_DATA SHOWN_
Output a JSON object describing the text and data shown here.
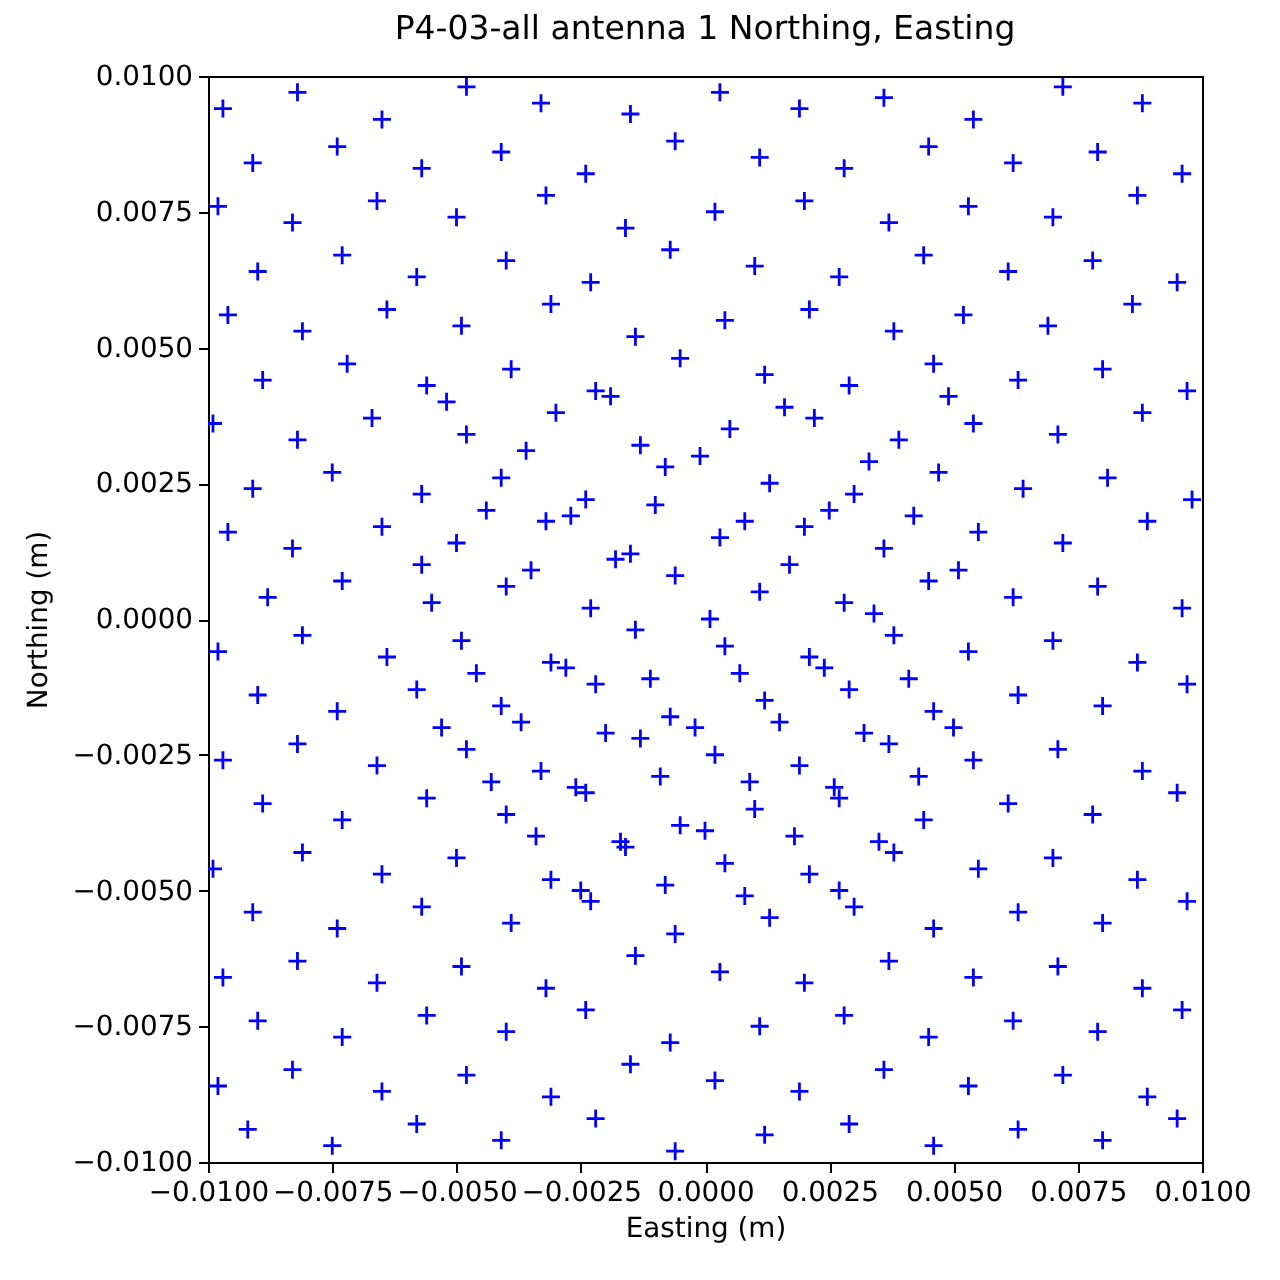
{
  "chart_data": {
    "type": "scatter",
    "title": "P4-03-all antenna 1 Northing, Easting",
    "xlabel": "Easting (m)",
    "ylabel": "Northing (m)",
    "xlim": [
      -0.01,
      0.01
    ],
    "ylim": [
      -0.01,
      0.01
    ],
    "xticks": [
      {
        "value": -0.01,
        "label": "−0.0100"
      },
      {
        "value": -0.0075,
        "label": "−0.0075"
      },
      {
        "value": -0.005,
        "label": "−0.0050"
      },
      {
        "value": -0.0025,
        "label": "−0.0025"
      },
      {
        "value": 0,
        "label": "0.0000"
      },
      {
        "value": 0.0025,
        "label": "0.0025"
      },
      {
        "value": 0.005,
        "label": "0.0050"
      },
      {
        "value": 0.0075,
        "label": "0.0075"
      },
      {
        "value": 0.01,
        "label": "0.0100"
      }
    ],
    "yticks": [
      {
        "value": -0.01,
        "label": "−0.0100"
      },
      {
        "value": -0.0075,
        "label": "−0.0075"
      },
      {
        "value": -0.005,
        "label": "−0.0050"
      },
      {
        "value": -0.0025,
        "label": "−0.0025"
      },
      {
        "value": 0,
        "label": "0.0000"
      },
      {
        "value": 0.0025,
        "label": "0.0025"
      },
      {
        "value": 0.005,
        "label": "0.0050"
      },
      {
        "value": 0.0075,
        "label": "0.0075"
      },
      {
        "value": 0.01,
        "label": "0.0100"
      }
    ],
    "marker": "cross",
    "series": [
      {
        "color": "#0000ff",
        "x": [
          -0.0097,
          -0.0082,
          -0.0065,
          -0.0048,
          -0.0033,
          -0.0015,
          0.0003,
          0.0019,
          0.0036,
          0.0054,
          0.0072,
          0.0088,
          -0.0091,
          -0.0074,
          -0.0057,
          -0.0041,
          -0.0024,
          -0.0006,
          0.0011,
          0.0028,
          0.0045,
          0.0062,
          0.0079,
          0.0096,
          -0.0098,
          -0.0083,
          -0.0066,
          -0.005,
          -0.0032,
          -0.0016,
          0.0002,
          0.002,
          0.0037,
          0.0053,
          0.007,
          0.0087,
          -0.009,
          -0.0073,
          -0.0058,
          -0.004,
          -0.0023,
          -0.0007,
          0.001,
          0.0027,
          0.0044,
          0.0061,
          0.0078,
          0.0095,
          -0.0096,
          -0.0081,
          -0.0064,
          -0.0049,
          -0.0031,
          -0.0014,
          0.0004,
          0.0021,
          0.0038,
          0.0052,
          0.0069,
          0.0086,
          -0.0089,
          -0.0072,
          -0.0056,
          -0.0039,
          -0.0022,
          -0.0005,
          0.0012,
          0.0029,
          0.0046,
          0.0063,
          0.008,
          0.0097,
          -0.0099,
          -0.0082,
          -0.0067,
          -0.0048,
          -0.003,
          -0.0013,
          0.0005,
          0.0022,
          0.0039,
          0.0054,
          0.0071,
          0.0088,
          -0.0091,
          -0.0075,
          -0.0057,
          -0.0041,
          -0.0024,
          -0.0008,
          0.0013,
          0.003,
          0.0047,
          0.0064,
          0.0081,
          0.0098,
          -0.0096,
          -0.0083,
          -0.0065,
          -0.005,
          -0.0032,
          -0.0015,
          0.0003,
          0.002,
          0.0036,
          0.0055,
          0.0072,
          0.0089,
          -0.0088,
          -0.0073,
          -0.0055,
          -0.004,
          -0.0023,
          -0.0006,
          0.0011,
          0.0028,
          0.0045,
          0.0062,
          0.0079,
          0.0096,
          -0.0098,
          -0.0081,
          -0.0064,
          -0.0049,
          -0.0031,
          -0.0014,
          0.0004,
          0.0021,
          0.0038,
          0.0053,
          0.007,
          0.0087,
          -0.009,
          -0.0074,
          -0.0058,
          -0.0041,
          -0.0022,
          -0.0007,
          0.0012,
          0.0029,
          0.0046,
          0.0063,
          0.008,
          0.0097,
          -0.0097,
          -0.0082,
          -0.0066,
          -0.0048,
          -0.0033,
          -0.0013,
          0.0002,
          0.0019,
          0.0037,
          0.0054,
          0.0071,
          0.0088,
          -0.0089,
          -0.0073,
          -0.0056,
          -0.004,
          -0.0024,
          -0.0005,
          0.001,
          0.0027,
          0.0044,
          0.0061,
          0.0078,
          0.0095,
          -0.0099,
          -0.0081,
          -0.0065,
          -0.005,
          -0.0031,
          -0.0016,
          0.0004,
          0.0021,
          0.0038,
          0.0055,
          0.007,
          0.0087,
          -0.0091,
          -0.0074,
          -0.0057,
          -0.0039,
          -0.0023,
          -0.0006,
          0.0013,
          0.003,
          0.0046,
          0.0063,
          0.008,
          0.0097,
          -0.0097,
          -0.0082,
          -0.0066,
          -0.0049,
          -0.0032,
          -0.0014,
          0.0003,
          0.002,
          0.0037,
          0.0054,
          0.0071,
          0.0088,
          -0.009,
          -0.0073,
          -0.0056,
          -0.004,
          -0.0024,
          -0.0007,
          0.0011,
          0.0028,
          0.0045,
          0.0062,
          0.0079,
          0.0096,
          -0.0098,
          -0.0083,
          -0.0065,
          -0.0048,
          -0.0031,
          -0.0015,
          0.0002,
          0.0019,
          0.0036,
          0.0053,
          0.0072,
          0.0089,
          -0.0092,
          -0.0075,
          -0.0058,
          -0.0041,
          -0.0022,
          -0.0006,
          0.0012,
          0.0029,
          0.0046,
          0.0063,
          0.008,
          0.0095,
          -0.0052,
          -0.0036,
          -0.0019,
          -0.0001,
          0.0016,
          0.0033,
          0.0049,
          -0.0044,
          -0.0027,
          -0.001,
          0.0008,
          0.0025,
          0.0042,
          -0.0057,
          -0.0035,
          -0.0018,
          0.0001,
          0.0017,
          0.0034,
          0.0051,
          -0.0046,
          -0.0028,
          -0.0011,
          0.0007,
          0.0024,
          0.0041,
          -0.0053,
          -0.0037,
          -0.002,
          -0.0002,
          0.0015,
          0.0032,
          0.005,
          -0.0043,
          -0.0026,
          -0.0009,
          0.0009,
          0.0026,
          0.0043,
          -0.0034,
          -0.0017,
          0.0,
          0.0018,
          0.0035,
          -0.0025,
          -0.0008,
          0.0008,
          0.0027
        ],
        "values": [
          0.0094,
          0.0097,
          0.0092,
          0.0098,
          0.0095,
          0.0093,
          0.0097,
          0.0094,
          0.0096,
          0.0092,
          0.0098,
          0.0095,
          0.0084,
          0.0087,
          0.0083,
          0.0086,
          0.0082,
          0.0088,
          0.0085,
          0.0083,
          0.0087,
          0.0084,
          0.0086,
          0.0082,
          0.0076,
          0.0073,
          0.0077,
          0.0074,
          0.0078,
          0.0072,
          0.0075,
          0.0077,
          0.0073,
          0.0076,
          0.0074,
          0.0078,
          0.0064,
          0.0067,
          0.0063,
          0.0066,
          0.0062,
          0.0068,
          0.0065,
          0.0063,
          0.0067,
          0.0064,
          0.0066,
          0.0062,
          0.0056,
          0.0053,
          0.0057,
          0.0054,
          0.0058,
          0.0052,
          0.0055,
          0.0057,
          0.0053,
          0.0056,
          0.0054,
          0.0058,
          0.0044,
          0.0047,
          0.0043,
          0.0046,
          0.0042,
          0.0048,
          0.0045,
          0.0043,
          0.0047,
          0.0044,
          0.0046,
          0.0042,
          0.0036,
          0.0033,
          0.0037,
          0.0034,
          0.0038,
          0.0032,
          0.0035,
          0.0037,
          0.0033,
          0.0036,
          0.0034,
          0.0038,
          0.0024,
          0.0027,
          0.0023,
          0.0026,
          0.0022,
          0.0028,
          0.0025,
          0.0023,
          0.0027,
          0.0024,
          0.0026,
          0.0022,
          0.0016,
          0.0013,
          0.0017,
          0.0014,
          0.0018,
          0.0012,
          0.0015,
          0.0017,
          0.0013,
          0.0016,
          0.0014,
          0.0018,
          0.0004,
          0.0007,
          0.0003,
          0.0006,
          0.0002,
          0.0008,
          0.0005,
          0.0003,
          0.0007,
          0.0004,
          0.0006,
          0.0002,
          -0.0006,
          -0.0003,
          -0.0007,
          -0.0004,
          -0.0008,
          -0.0002,
          -0.0005,
          -0.0007,
          -0.0003,
          -0.0006,
          -0.0004,
          -0.0008,
          -0.0014,
          -0.0017,
          -0.0013,
          -0.0016,
          -0.0012,
          -0.0018,
          -0.0015,
          -0.0013,
          -0.0017,
          -0.0014,
          -0.0016,
          -0.0012,
          -0.0026,
          -0.0023,
          -0.0027,
          -0.0024,
          -0.0028,
          -0.0022,
          -0.0025,
          -0.0027,
          -0.0023,
          -0.0026,
          -0.0024,
          -0.0028,
          -0.0034,
          -0.0037,
          -0.0033,
          -0.0036,
          -0.0032,
          -0.0038,
          -0.0035,
          -0.0033,
          -0.0037,
          -0.0034,
          -0.0036,
          -0.0032,
          -0.0046,
          -0.0043,
          -0.0047,
          -0.0044,
          -0.0048,
          -0.0042,
          -0.0045,
          -0.0047,
          -0.0043,
          -0.0046,
          -0.0044,
          -0.0048,
          -0.0054,
          -0.0057,
          -0.0053,
          -0.0056,
          -0.0052,
          -0.0058,
          -0.0055,
          -0.0053,
          -0.0057,
          -0.0054,
          -0.0056,
          -0.0052,
          -0.0066,
          -0.0063,
          -0.0067,
          -0.0064,
          -0.0068,
          -0.0062,
          -0.0065,
          -0.0067,
          -0.0063,
          -0.0066,
          -0.0064,
          -0.0068,
          -0.0074,
          -0.0077,
          -0.0073,
          -0.0076,
          -0.0072,
          -0.0078,
          -0.0075,
          -0.0073,
          -0.0077,
          -0.0074,
          -0.0076,
          -0.0072,
          -0.0086,
          -0.0083,
          -0.0087,
          -0.0084,
          -0.0088,
          -0.0082,
          -0.0085,
          -0.0087,
          -0.0083,
          -0.0086,
          -0.0084,
          -0.0088,
          -0.0094,
          -0.0097,
          -0.0093,
          -0.0096,
          -0.0092,
          -0.0098,
          -0.0095,
          -0.0093,
          -0.0097,
          -0.0094,
          -0.0096,
          -0.0092,
          0.004,
          0.0031,
          0.0041,
          0.003,
          0.0039,
          0.0029,
          0.0041,
          0.002,
          0.0019,
          0.0021,
          0.0018,
          0.002,
          0.0019,
          0.001,
          0.0009,
          0.0011,
          0.0,
          0.001,
          0.0001,
          0.0009,
          -0.001,
          -0.0009,
          -0.0011,
          -0.001,
          -0.0009,
          -0.0011,
          -0.002,
          -0.0019,
          -0.0021,
          -0.002,
          -0.0019,
          -0.0021,
          -0.002,
          -0.003,
          -0.0031,
          -0.0029,
          -0.003,
          -0.0031,
          -0.0029,
          -0.004,
          -0.0041,
          -0.0039,
          -0.004,
          -0.0041,
          -0.005,
          -0.0049,
          -0.0051,
          -0.005
        ]
      }
    ]
  }
}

_TASK DESCRIPTION_
Pick out every line holding the string "Easting" and return it.

_WRITTEN REPLY_
    "title": "P4-03-all antenna 1 Northing, Easting",
    "xlabel": "Easting (m)",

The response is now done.